● Records:
============================================================
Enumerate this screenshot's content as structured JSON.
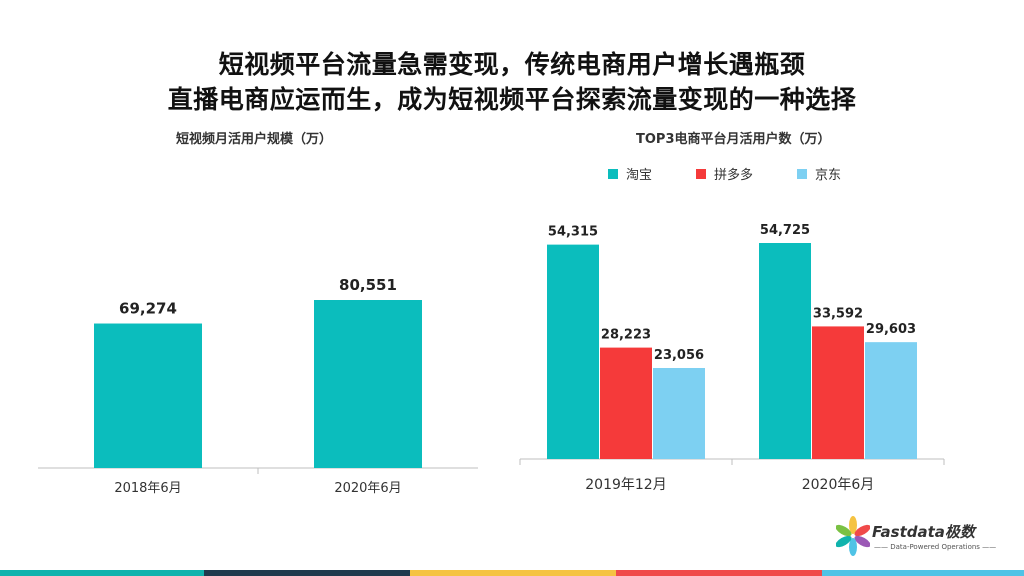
{
  "title_line1": "短视频平台流量急需变现，传统电商用户增长遇瓶颈",
  "title_line2": "直播电商应运而生，成为短视频平台探索流量变现的一种选择",
  "logo": {
    "name": "Fastdata极数",
    "tagline": "—— Data-Powered Operations ——"
  },
  "bottom_bar_colors": [
    "#10b3ad",
    "#1f3a4d",
    "#f5c342",
    "#f04a4a",
    "#4fc3e6"
  ],
  "chart_data": [
    {
      "type": "bar",
      "title": "短视频月活用户规模（万）",
      "categories": [
        "2018年6月",
        "2020年6月"
      ],
      "values": [
        69274,
        80551
      ],
      "value_labels": [
        "69,274",
        "80,551"
      ],
      "color": "#0bbdbd",
      "ylim": [
        0,
        90000
      ],
      "grid": false
    },
    {
      "type": "bar",
      "title": "TOP3电商平台月活用户数（万）",
      "categories": [
        "2019年12月",
        "2020年6月"
      ],
      "legend_position": "top",
      "series": [
        {
          "name": "淘宝",
          "color": "#0bbdbd",
          "values": [
            54315,
            54725
          ],
          "value_labels": [
            "54,315",
            "54,725"
          ]
        },
        {
          "name": "拼多多",
          "color": "#f53a3a",
          "values": [
            28223,
            33592
          ],
          "value_labels": [
            "28,223",
            "33,592"
          ]
        },
        {
          "name": "京东",
          "color": "#7dd0f2",
          "values": [
            23056,
            29603
          ],
          "value_labels": [
            "23,056",
            "29,603"
          ]
        }
      ],
      "ylim": [
        0,
        60000
      ],
      "grid": false
    }
  ]
}
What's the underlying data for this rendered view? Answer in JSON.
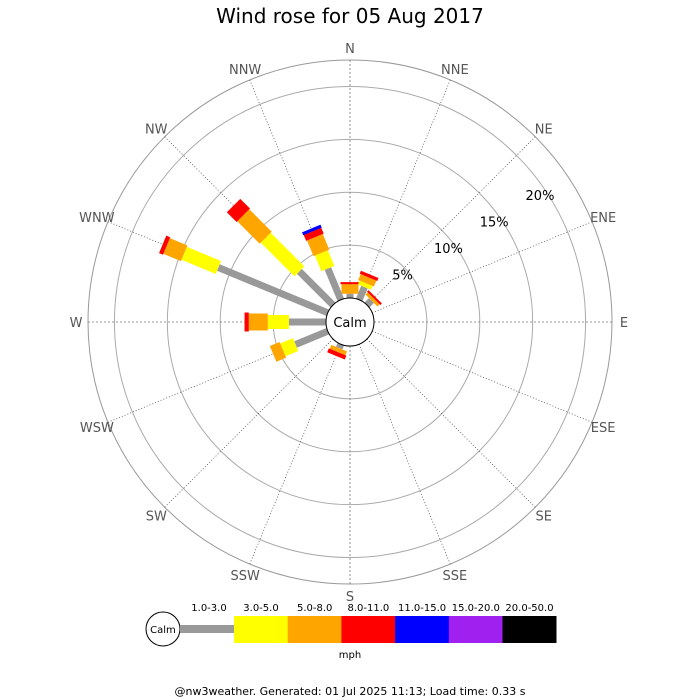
============================================================
● PROBLEM TO WORK ON:
Lines in the records that hold the word "JSON" are to be counted; give only the total.

● SOLUTION FOR THIS EXERCISE:
2